— begin —

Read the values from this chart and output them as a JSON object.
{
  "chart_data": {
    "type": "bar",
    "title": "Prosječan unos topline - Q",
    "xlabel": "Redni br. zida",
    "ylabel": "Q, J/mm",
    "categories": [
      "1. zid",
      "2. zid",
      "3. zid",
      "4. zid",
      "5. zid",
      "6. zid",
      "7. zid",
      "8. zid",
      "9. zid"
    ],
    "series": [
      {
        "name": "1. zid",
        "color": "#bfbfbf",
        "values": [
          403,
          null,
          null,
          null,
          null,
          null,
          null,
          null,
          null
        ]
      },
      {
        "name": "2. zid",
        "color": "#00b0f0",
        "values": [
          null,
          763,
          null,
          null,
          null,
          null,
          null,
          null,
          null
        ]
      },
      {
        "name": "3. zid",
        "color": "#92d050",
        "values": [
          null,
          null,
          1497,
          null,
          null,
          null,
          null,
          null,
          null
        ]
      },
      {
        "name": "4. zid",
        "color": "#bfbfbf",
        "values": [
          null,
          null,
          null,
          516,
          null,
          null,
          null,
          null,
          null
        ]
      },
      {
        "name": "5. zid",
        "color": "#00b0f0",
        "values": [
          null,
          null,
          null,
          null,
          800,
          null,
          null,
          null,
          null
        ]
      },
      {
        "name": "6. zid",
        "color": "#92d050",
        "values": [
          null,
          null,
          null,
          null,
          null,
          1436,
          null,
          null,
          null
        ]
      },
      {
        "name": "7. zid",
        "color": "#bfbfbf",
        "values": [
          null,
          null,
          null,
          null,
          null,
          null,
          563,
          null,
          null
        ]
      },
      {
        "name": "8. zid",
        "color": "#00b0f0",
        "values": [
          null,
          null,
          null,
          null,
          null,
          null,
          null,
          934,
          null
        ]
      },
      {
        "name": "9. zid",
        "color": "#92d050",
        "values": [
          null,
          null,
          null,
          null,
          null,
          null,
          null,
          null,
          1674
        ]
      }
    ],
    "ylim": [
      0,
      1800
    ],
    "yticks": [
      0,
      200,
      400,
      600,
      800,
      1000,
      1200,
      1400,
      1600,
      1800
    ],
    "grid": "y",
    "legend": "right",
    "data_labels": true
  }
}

— end —

Copy out each record from above, exactly.

Read the values from this chart and output them as a JSON object.
{
  "chart_data": {
    "type": "bar",
    "title": "Prosječan unos topline - Q",
    "xlabel": "Redni br. zida",
    "ylabel": "Q, J/mm",
    "categories": [
      "1. zid",
      "2. zid",
      "3. zid",
      "4. zid",
      "5. zid",
      "6. zid",
      "7. zid",
      "8. zid",
      "9. zid"
    ],
    "series": [
      {
        "name": "1. zid",
        "color": "#bfbfbf",
        "values": [
          403,
          null,
          null,
          null,
          null,
          null,
          null,
          null,
          null
        ]
      },
      {
        "name": "2. zid",
        "color": "#00b0f0",
        "values": [
          null,
          763,
          null,
          null,
          null,
          null,
          null,
          null,
          null
        ]
      },
      {
        "name": "3. zid",
        "color": "#92d050",
        "values": [
          null,
          null,
          1497,
          null,
          null,
          null,
          null,
          null,
          null
        ]
      },
      {
        "name": "4. zid",
        "color": "#bfbfbf",
        "values": [
          null,
          null,
          null,
          516,
          null,
          null,
          null,
          null,
          null
        ]
      },
      {
        "name": "5. zid",
        "color": "#00b0f0",
        "values": [
          null,
          null,
          null,
          null,
          800,
          null,
          null,
          null,
          null
        ]
      },
      {
        "name": "6. zid",
        "color": "#92d050",
        "values": [
          null,
          null,
          null,
          null,
          null,
          1436,
          null,
          null,
          null
        ]
      },
      {
        "name": "7. zid",
        "color": "#bfbfbf",
        "values": [
          null,
          null,
          null,
          null,
          null,
          null,
          563,
          null,
          null
        ]
      },
      {
        "name": "8. zid",
        "color": "#00b0f0",
        "values": [
          null,
          null,
          null,
          null,
          null,
          null,
          null,
          934,
          null
        ]
      },
      {
        "name": "9. zid",
        "color": "#92d050",
        "values": [
          null,
          null,
          null,
          null,
          null,
          null,
          null,
          null,
          1674
        ]
      }
    ],
    "ylim": [
      0,
      1800
    ],
    "yticks": [
      0,
      200,
      400,
      600,
      800,
      1000,
      1200,
      1400,
      1600,
      1800
    ],
    "grid": "y",
    "legend": "right",
    "data_labels": true
  }
}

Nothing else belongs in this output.